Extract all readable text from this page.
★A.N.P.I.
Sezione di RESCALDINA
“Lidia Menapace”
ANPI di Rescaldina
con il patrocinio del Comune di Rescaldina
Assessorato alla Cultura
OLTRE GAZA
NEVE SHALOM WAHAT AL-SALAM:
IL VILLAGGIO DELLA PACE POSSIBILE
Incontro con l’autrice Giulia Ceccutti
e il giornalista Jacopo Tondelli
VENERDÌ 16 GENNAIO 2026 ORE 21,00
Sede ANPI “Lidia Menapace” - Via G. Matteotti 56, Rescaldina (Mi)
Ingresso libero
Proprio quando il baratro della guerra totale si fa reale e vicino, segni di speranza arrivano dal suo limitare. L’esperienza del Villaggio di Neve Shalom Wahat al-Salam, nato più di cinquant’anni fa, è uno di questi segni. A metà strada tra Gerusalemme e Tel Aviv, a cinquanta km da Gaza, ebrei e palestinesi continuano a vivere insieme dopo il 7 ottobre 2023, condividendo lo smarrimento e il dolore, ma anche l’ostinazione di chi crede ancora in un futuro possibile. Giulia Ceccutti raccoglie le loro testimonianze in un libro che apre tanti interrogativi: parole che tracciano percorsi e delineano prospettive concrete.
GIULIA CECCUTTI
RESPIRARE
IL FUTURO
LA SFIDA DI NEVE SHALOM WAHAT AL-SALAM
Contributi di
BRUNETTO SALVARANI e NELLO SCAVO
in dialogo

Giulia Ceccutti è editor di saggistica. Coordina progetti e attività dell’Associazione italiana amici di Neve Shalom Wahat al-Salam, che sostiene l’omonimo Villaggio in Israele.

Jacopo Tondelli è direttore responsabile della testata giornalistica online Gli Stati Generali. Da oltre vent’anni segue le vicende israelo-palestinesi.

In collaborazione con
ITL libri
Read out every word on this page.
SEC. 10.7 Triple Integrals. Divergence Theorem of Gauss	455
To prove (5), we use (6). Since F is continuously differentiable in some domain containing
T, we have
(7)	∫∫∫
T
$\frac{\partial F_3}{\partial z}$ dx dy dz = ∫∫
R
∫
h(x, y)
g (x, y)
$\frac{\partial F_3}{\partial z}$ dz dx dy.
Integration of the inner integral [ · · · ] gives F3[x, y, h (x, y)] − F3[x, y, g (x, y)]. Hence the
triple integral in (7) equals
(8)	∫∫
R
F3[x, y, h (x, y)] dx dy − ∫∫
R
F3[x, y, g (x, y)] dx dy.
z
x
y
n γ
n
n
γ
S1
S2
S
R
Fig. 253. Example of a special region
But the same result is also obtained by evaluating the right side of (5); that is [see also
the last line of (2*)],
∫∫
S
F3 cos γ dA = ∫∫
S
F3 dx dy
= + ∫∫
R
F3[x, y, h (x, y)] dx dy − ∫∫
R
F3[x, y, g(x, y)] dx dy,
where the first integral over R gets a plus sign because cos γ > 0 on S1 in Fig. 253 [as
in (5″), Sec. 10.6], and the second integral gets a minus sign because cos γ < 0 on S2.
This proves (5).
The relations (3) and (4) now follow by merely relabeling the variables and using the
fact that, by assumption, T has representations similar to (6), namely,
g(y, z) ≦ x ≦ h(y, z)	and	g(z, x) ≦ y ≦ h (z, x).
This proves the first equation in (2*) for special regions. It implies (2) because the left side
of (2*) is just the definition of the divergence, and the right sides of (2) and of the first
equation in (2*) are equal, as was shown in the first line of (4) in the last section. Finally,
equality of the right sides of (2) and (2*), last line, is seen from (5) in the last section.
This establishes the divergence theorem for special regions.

============

Set task -> Gather every line from the listing above in which the word "right" appears.

Expected answer ->
But the same result is also obtained by evaluating the right side of (5); that is [see also
of (2*) is just the definition of the divergence, and the right sides of (2) and of the first
equality of the right sides of (2) and (2*), last line, is seen from (5) in the last section.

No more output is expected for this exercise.